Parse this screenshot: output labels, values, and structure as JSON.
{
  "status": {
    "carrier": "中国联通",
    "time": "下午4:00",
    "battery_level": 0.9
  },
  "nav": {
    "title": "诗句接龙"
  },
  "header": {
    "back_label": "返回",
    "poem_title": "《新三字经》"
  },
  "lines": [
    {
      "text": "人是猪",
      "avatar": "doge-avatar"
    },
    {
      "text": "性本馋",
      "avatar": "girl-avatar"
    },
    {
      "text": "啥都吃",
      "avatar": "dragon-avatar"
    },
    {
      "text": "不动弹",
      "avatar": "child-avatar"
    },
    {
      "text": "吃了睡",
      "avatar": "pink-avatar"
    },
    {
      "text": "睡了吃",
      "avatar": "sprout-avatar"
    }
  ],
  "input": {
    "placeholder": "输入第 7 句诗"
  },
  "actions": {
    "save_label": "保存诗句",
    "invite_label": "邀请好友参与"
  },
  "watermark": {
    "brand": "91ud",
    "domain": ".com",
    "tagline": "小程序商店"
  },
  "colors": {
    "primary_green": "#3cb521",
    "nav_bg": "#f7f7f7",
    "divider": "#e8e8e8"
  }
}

########

= Given exercise =
Emit the records above again, exactly, with no line skipped.

= Result =
Parse this screenshot: output labels, values, and structure as JSON.
{
  "status": {
    "carrier": "中国联通",
    "time": "下午4:00",
    "battery_level": 0.9
  },
  "nav": {
    "title": "诗句接龙"
  },
  "header": {
    "back_label": "返回",
    "poem_title": "《新三字经》"
  },
  "lines": [
    {
      "text": "人是猪",
      "avatar": "doge-avatar"
    },
    {
      "text": "性本馋",
      "avatar": "girl-avatar"
    },
    {
      "text": "啥都吃",
      "avatar": "dragon-avatar"
    },
    {
      "text": "不动弹",
      "avatar": "child-avatar"
    },
    {
      "text": "吃了睡",
      "avatar": "pink-avatar"
    },
    {
      "text": "睡了吃",
      "avatar": "sprout-avatar"
    }
  ],
  "input": {
    "placeholder": "输入第 7 句诗"
  },
  "actions": {
    "save_label": "保存诗句",
    "invite_label": "邀请好友参与"
  },
  "watermark": {
    "brand": "91ud",
    "domain": ".com",
    "tagline": "小程序商店"
  },
  "colors": {
    "primary_green": "#3cb521",
    "nav_bg": "#f7f7f7",
    "divider": "#e8e8e8"
  }
}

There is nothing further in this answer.